▸ Set problem
Restate the listing that follows word for word, without its pictures.

▸ Data lines
#####

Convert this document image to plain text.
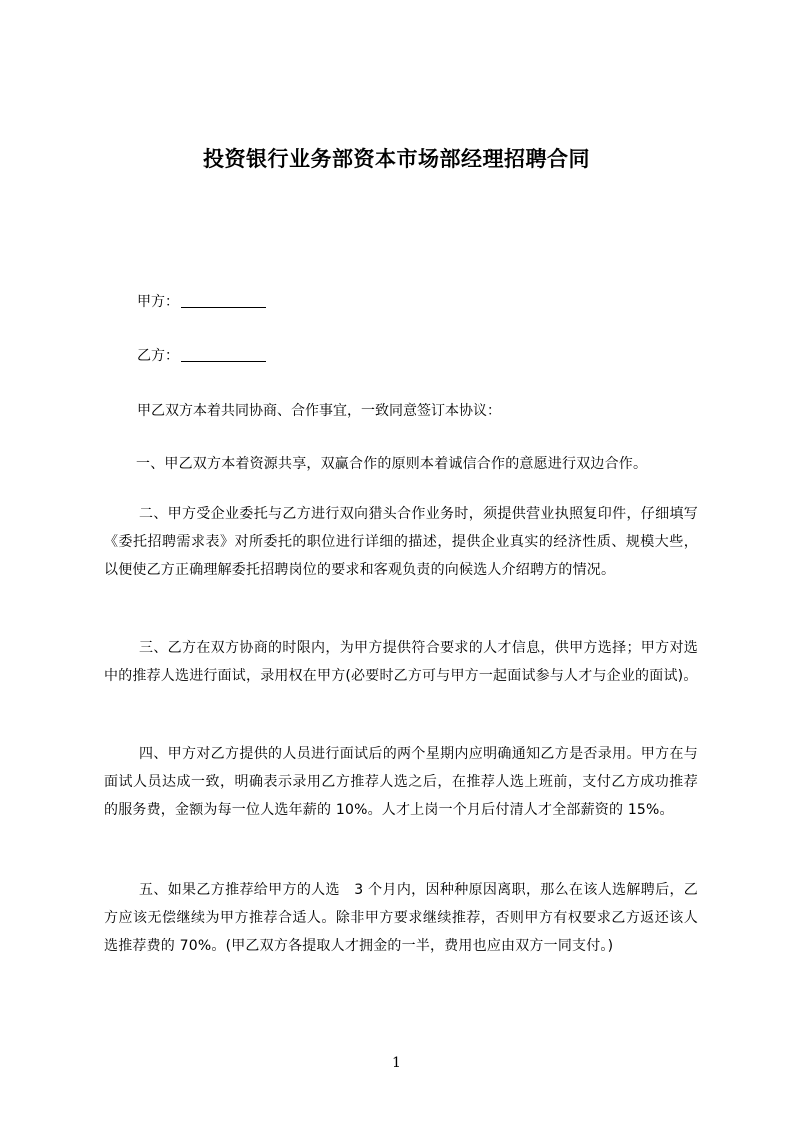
投资银行业务部资本市场部经理招聘合同
甲方：
乙方：
甲乙双方本着共同协商、合作事宜，一致同意签订本协议：
一、甲乙双方本着资源共享，双赢合作的原则本着诚信合作的意愿进行双边合作。
二、甲方受企业委托与乙方进行双向猎头合作业务时，须提供营业执照复印件，仔细填写《委托招聘需求表》对所委托的职位进行详细的描述，提供企业真实的经济性质、规模大些，以便使乙方正确理解委托招聘岗位的要求和客观负责的向候选人介绍聘方的情况。
三、乙方在双方协商的时限内，为甲方提供符合要求的人才信息，供甲方选择；甲方对选中的推荐人选进行面试，录用权在甲方(必要时乙方可与甲方一起面试参与人才与企业的面试)。
四、甲方对乙方提供的人员进行面试后的两个星期内应明确通知乙方是否录用。甲方在与面试人员达成一致，明确表示录用乙方推荐人选之后，在推荐人选上班前，支付乙方成功推荐的服务费，金额为每一位人选年薪的 10%。人才上岗一个月后付清人才全部薪资的 15%。
五、如果乙方推荐给甲方的人选　3 个月内，因种种原因离职，那么在该人选解聘后，乙方应该无偿继续为甲方推荐合适人。除非甲方要求继续推荐，否则甲方有权要求乙方返还该人选推荐费的 70%。(甲乙双方各提取人才拥金的一半，费用也应由双方一同支付。)
1
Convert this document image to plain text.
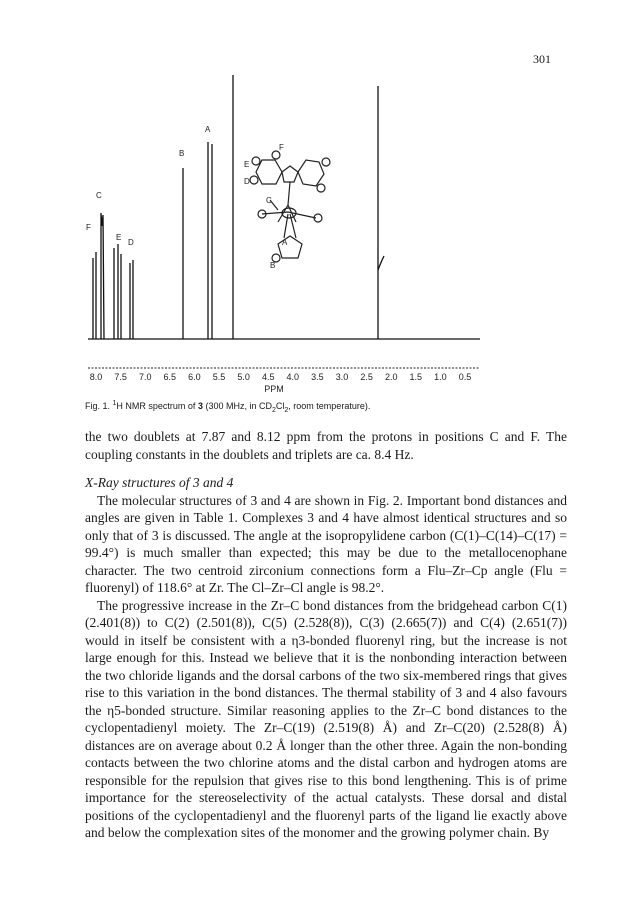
301
F
C
E
D
B
A
F
E
D
C
A
B
8.0 7.5 7.0 6.5 6.0 5.5 5.0 4.5 4.0 3.5 3.0 2.5 2.0 1.5 1.0 0.5
PPM
Fig. 1. $^1$H NMR spectrum of 3 (300 MHz, in $CD_2Cl_2$, room temperature).

the two doublets at 7.87 and 8.12 ppm from the protons in positions C and F. The coupling constants in the doublets and triplets are ca. 8.4 Hz.

X-Ray structures of 3 and 4

The molecular structures of 3 and 4 are shown in Fig. 2. Important bond distances and angles are given in Table 1. Complexes 3 and 4 have almost identical structures and so only that of 3 is discussed. The angle at the isopropylidene carbon (C(1)–C(14)–C(17) = 99.4°) is much smaller than expected; this may be due to the metallocenophane character. The two centroid zirconium connections form a Flu–Zr–Cp angle (Flu = fluorenyl) of 118.6° at Zr. The Cl–Zr–Cl angle is 98.2°.

The progressive increase in the Zr–C bond distances from the bridgehead carbon C(1) (2.401(8)) to C(2) (2.501(8)), C(5) (2.528(8)), C(3) (2.665(7)) and C(4) (2.651(7)) would in itself be consistent with a η3-bonded fluorenyl ring, but the increase is not large enough for this. Instead we believe that it is the nonbonding interaction between the two chloride ligands and the dorsal carbons of the two six-membered rings that gives rise to this variation in the bond distances. The thermal stability of 3 and 4 also favours the η5-bonded structure. Similar reasoning applies to the Zr–C bond distances to the cyclopentadienyl moiety. The Zr–C(19) (2.519(8) Å) and Zr–C(20) (2.528(8) Å) distances are on average about 0.2 Å longer than the other three. Again the non-bonding contacts between the two chlorine atoms and the distal carbon and hydrogen atoms are responsible for the repulsion that gives rise to this bond lengthening. This is of prime importance for the stereoselectivity of the actual catalysts. These dorsal and distal positions of the cyclopentadienyl and the fluorenyl parts of the ligand lie exactly above and below the complexation sites of the monomer and the growing polymer chain. By
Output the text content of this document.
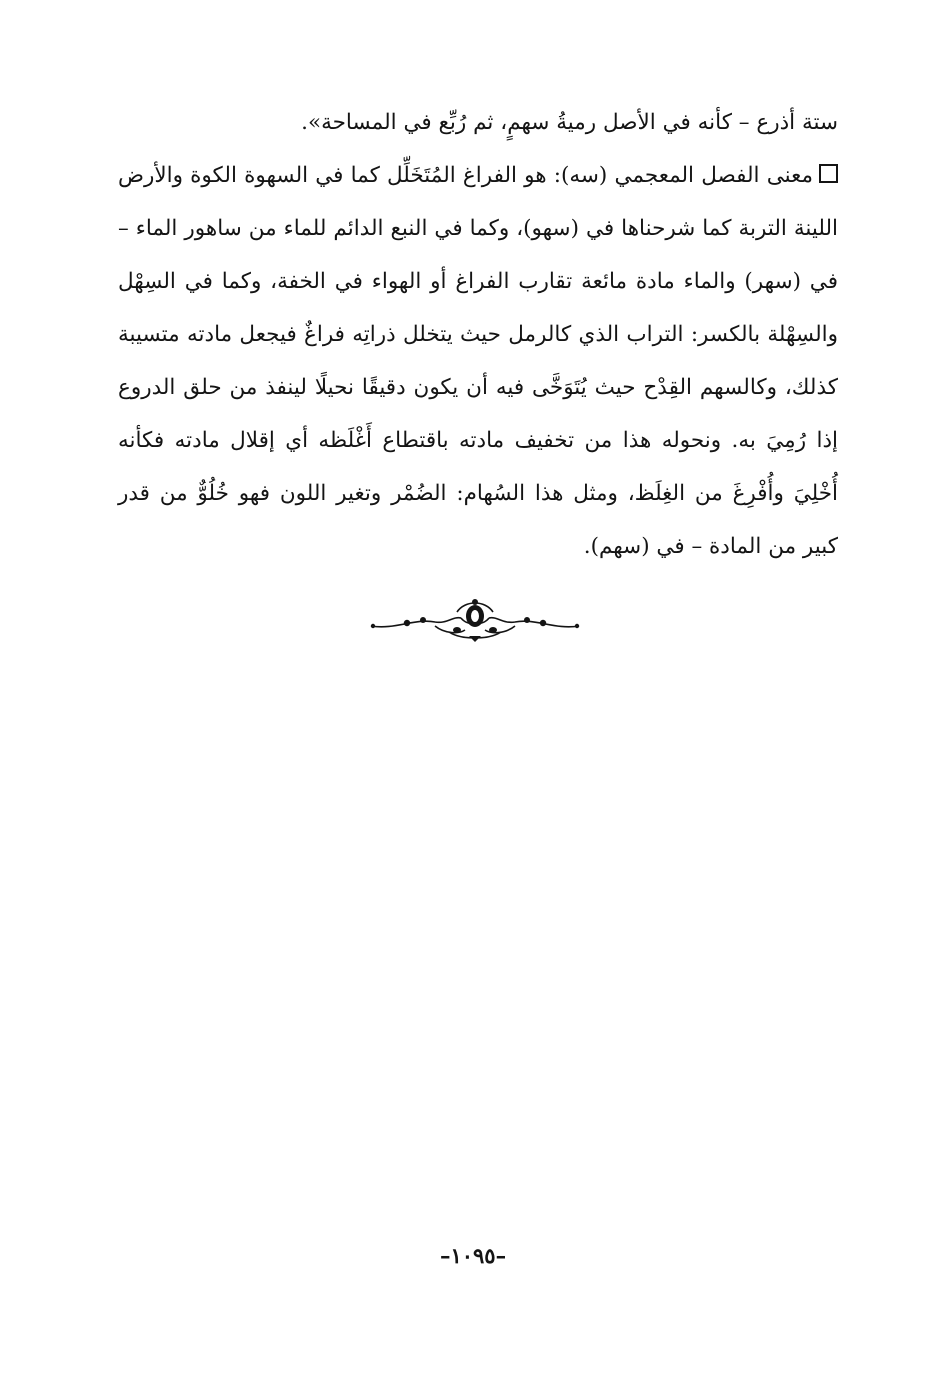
ستة أذرع – كأنه في الأصل رميةُ سهمٍ، ثم رُبِّع في المساحة».

معنى الفصل المعجمي (سه): هو الفراغ المُتَخَلِّل كما في السهوة الكوة والأرض اللينة التربة كما شرحناها في (سهو)، وكما في النبع الدائم للماء من ساهور الماء – في (سهر) والماء مادة مائعة تقارب الفراغ أو الهواء في الخفة، وكما في السِهْل والسِهْلة بالكسر: التراب الذي كالرمل حيث يتخلل ذراتِه فراغٌ فيجعل مادته متسيبة كذلك، وكالسهم القِدْح حيث يُتَوَخَّى فيه أن يكون دقيقًا نحيلًا لينفذ من حلق الدروع إذا رُمِيَ به. ونحوله هذا من تخفيف مادته باقتطاع أَغْلَظه أي إقلال مادته فكأنه أُخْلِيَ وأُفْرِغَ من الغِلَظ، ومثل هذا السُهام: الضُمْر وتغير اللون فهو خُلُوٌّ من قدر كبير من المادة – في (سهم).

–١٠٩٥–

#####

▸ Worked solution
Convert this document image to plain text.
投资银行业务部资本市场部经理招聘合同
甲方：
乙方：
甲乙双方本着共同协商、合作事宜，一致同意签订本协议：
一、甲乙双方本着资源共享，双赢合作的原则本着诚信合作的意愿进行双边合作。
二、甲方受企业委托与乙方进行双向猎头合作业务时，须提供营业执照复印件，仔细填写《委托招聘需求表》对所委托的职位进行详细的描述，提供企业真实的经济性质、规模大些，以便使乙方正确理解委托招聘岗位的要求和客观负责的向候选人介绍聘方的情况。
三、乙方在双方协商的时限内，为甲方提供符合要求的人才信息，供甲方选择；甲方对选中的推荐人选进行面试，录用权在甲方(必要时乙方可与甲方一起面试参与人才与企业的面试)。
四、甲方对乙方提供的人员进行面试后的两个星期内应明确通知乙方是否录用。甲方在与面试人员达成一致，明确表示录用乙方推荐人选之后，在推荐人选上班前，支付乙方成功推荐的服务费，金额为每一位人选年薪的 10%。人才上岗一个月后付清人才全部薪资的 15%。
五、如果乙方推荐给甲方的人选　3 个月内，因种种原因离职，那么在该人选解聘后，乙方应该无偿继续为甲方推荐合适人。除非甲方要求继续推荐，否则甲方有权要求乙方返还该人选推荐费的 70%。(甲乙双方各提取人才拥金的一半，费用也应由双方一同支付。)
1
Convert this document image to plain text.
301
F
C
E
D
B
A
F
E
D
C
A
B
8.0 7.5 7.0 6.5 6.0 5.5 5.0 4.5 4.0 3.5 3.0 2.5 2.0 1.5 1.0 0.5
PPM
Fig. 1. $^1$H NMR spectrum of 3 (300 MHz, in $CD_2Cl_2$, room temperature).

the two doublets at 7.87 and 8.12 ppm from the protons in positions C and F. The coupling constants in the doublets and triplets are ca. 8.4 Hz.

X-Ray structures of 3 and 4

The molecular structures of 3 and 4 are shown in Fig. 2. Important bond distances and angles are given in Table 1. Complexes 3 and 4 have almost identical structures and so only that of 3 is discussed. The angle at the isopropylidene carbon (C(1)–C(14)–C(17) = 99.4°) is much smaller than expected; this may be due to the metallocenophane character. The two centroid zirconium connections form a Flu–Zr–Cp angle (Flu = fluorenyl) of 118.6° at Zr. The Cl–Zr–Cl angle is 98.2°.

The progressive increase in the Zr–C bond distances from the bridgehead carbon C(1) (2.401(8)) to C(2) (2.501(8)), C(5) (2.528(8)), C(3) (2.665(7)) and C(4) (2.651(7)) would in itself be consistent with a η3-bonded fluorenyl ring, but the increase is not large enough for this. Instead we believe that it is the nonbonding interaction between the two chloride ligands and the dorsal carbons of the two six-membered rings that gives rise to this variation in the bond distances. The thermal stability of 3 and 4 also favours the η5-bonded structure. Similar reasoning applies to the Zr–C bond distances to the cyclopentadienyl moiety. The Zr–C(19) (2.519(8) Å) and Zr–C(20) (2.528(8) Å) distances are on average about 0.2 Å longer than the other three. Again the non-bonding contacts between the two chlorine atoms and the distal carbon and hydrogen atoms are responsible for the repulsion that gives rise to this bond lengthening. This is of prime importance for the stereoselectivity of the actual catalysts. These dorsal and distal positions of the cyclopentadienyl and the fluorenyl parts of the ligand lie exactly above and below the complexation sites of the monomer and the growing polymer chain. By
Output the text content of this document.
ستة أذرع – كأنه في الأصل رميةُ سهمٍ، ثم رُبِّع في المساحة».

معنى الفصل المعجمي (سه): هو الفراغ المُتَخَلِّل كما في السهوة الكوة والأرض اللينة التربة كما شرحناها في (سهو)، وكما في النبع الدائم للماء من ساهور الماء – في (سهر) والماء مادة مائعة تقارب الفراغ أو الهواء في الخفة، وكما في السِهْل والسِهْلة بالكسر: التراب الذي كالرمل حيث يتخلل ذراتِه فراغٌ فيجعل مادته متسيبة كذلك، وكالسهم القِدْح حيث يُتَوَخَّى فيه أن يكون دقيقًا نحيلًا لينفذ من حلق الدروع إذا رُمِيَ به. ونحوله هذا من تخفيف مادته باقتطاع أَغْلَظه أي إقلال مادته فكأنه أُخْلِيَ وأُفْرِغَ من الغِلَظ، ومثل هذا السُهام: الضُمْر وتغير اللون فهو خُلُوٌّ من قدر كبير من المادة – في (سهم).

–١٠٩٥–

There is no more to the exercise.